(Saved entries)
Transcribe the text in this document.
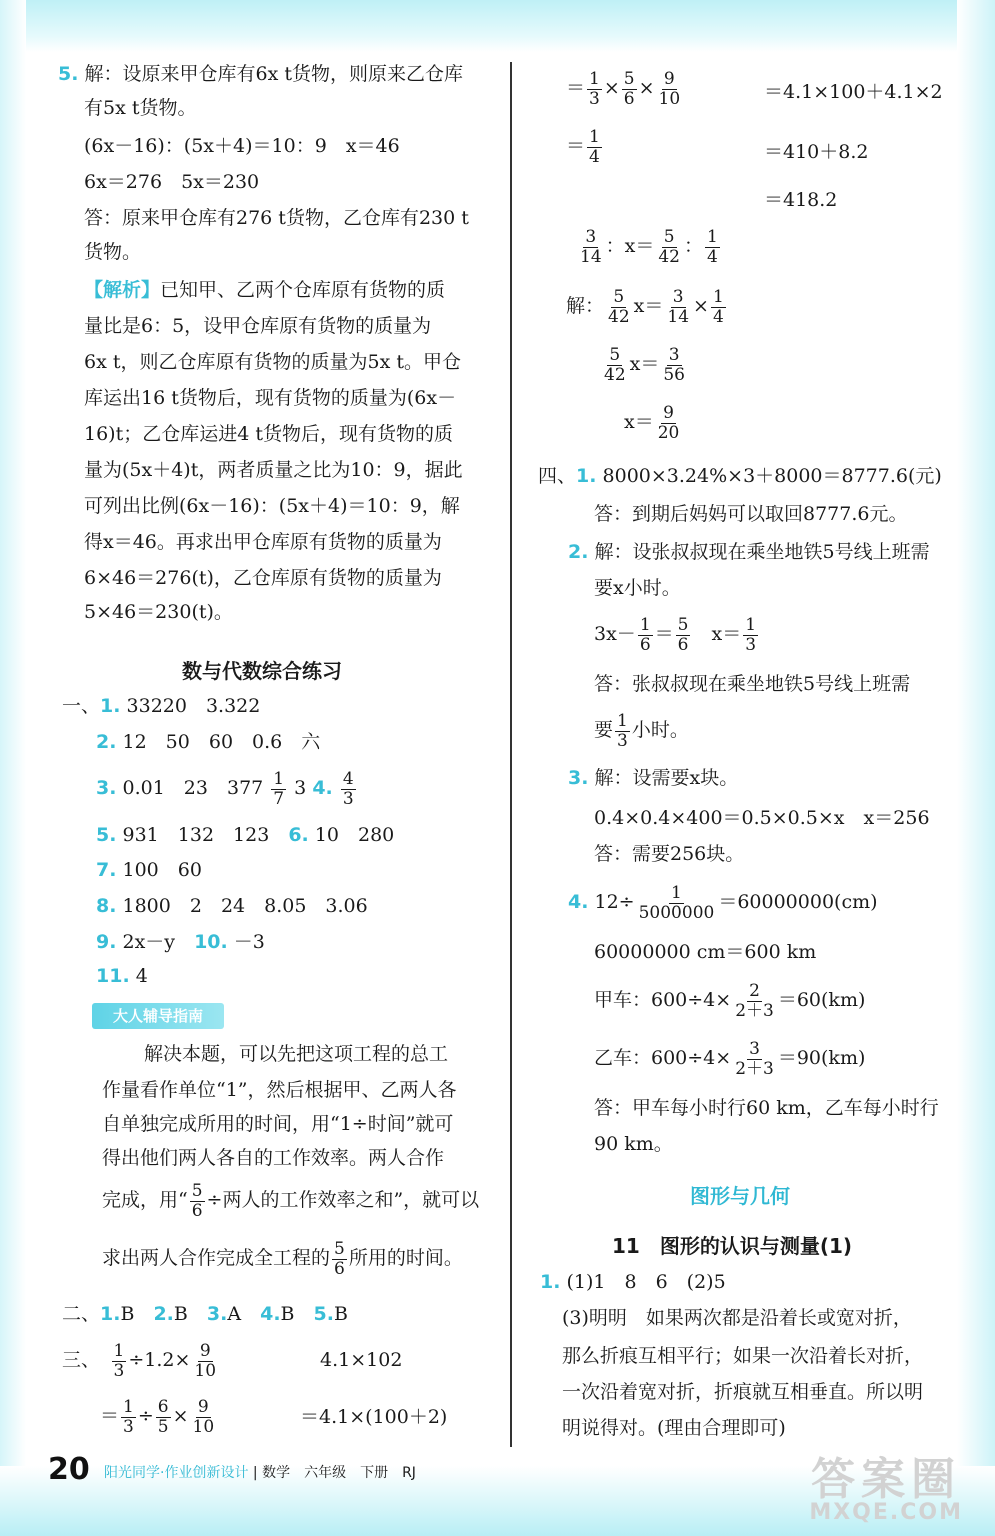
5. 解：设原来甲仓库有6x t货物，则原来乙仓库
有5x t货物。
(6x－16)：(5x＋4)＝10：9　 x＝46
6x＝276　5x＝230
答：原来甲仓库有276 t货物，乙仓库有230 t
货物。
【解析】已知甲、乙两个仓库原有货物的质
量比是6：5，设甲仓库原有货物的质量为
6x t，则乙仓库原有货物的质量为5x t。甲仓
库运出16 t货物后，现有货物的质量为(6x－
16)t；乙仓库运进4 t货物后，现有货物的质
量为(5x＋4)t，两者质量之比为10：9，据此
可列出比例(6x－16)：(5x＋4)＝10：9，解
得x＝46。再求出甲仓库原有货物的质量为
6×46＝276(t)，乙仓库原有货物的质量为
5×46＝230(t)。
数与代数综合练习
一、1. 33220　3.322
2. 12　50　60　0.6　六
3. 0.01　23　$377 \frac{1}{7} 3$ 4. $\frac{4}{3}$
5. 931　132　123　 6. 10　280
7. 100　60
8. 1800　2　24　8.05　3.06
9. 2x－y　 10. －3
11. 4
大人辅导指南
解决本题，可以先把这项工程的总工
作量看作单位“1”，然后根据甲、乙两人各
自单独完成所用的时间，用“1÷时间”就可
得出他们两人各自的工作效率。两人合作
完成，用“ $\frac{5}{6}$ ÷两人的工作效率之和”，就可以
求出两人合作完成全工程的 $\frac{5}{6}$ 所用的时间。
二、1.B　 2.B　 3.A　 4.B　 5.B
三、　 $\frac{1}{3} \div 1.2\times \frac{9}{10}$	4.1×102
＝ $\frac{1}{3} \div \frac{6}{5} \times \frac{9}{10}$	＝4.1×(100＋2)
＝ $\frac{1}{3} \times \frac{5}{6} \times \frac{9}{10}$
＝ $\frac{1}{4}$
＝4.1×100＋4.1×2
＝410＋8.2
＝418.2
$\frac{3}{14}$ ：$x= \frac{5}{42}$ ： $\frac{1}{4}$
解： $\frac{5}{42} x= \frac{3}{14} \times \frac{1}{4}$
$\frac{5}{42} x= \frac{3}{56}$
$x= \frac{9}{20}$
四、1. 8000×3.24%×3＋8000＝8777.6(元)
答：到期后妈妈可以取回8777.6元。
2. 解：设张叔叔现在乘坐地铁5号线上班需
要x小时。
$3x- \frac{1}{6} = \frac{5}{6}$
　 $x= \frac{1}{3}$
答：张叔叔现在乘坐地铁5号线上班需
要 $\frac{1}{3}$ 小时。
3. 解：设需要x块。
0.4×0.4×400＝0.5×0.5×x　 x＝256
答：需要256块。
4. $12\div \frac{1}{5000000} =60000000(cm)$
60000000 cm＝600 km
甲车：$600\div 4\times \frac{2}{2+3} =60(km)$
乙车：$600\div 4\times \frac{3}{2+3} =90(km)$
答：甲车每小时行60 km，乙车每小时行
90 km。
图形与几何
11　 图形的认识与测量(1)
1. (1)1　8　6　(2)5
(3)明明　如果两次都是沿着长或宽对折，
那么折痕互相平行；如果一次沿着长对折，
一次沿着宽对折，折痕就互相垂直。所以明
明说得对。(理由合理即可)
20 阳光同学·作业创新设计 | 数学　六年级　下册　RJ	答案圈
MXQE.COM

Instructions to follow: Looking at the records above, report how many lines contain the word "times". Answer with the number only.

Exercise answer: 6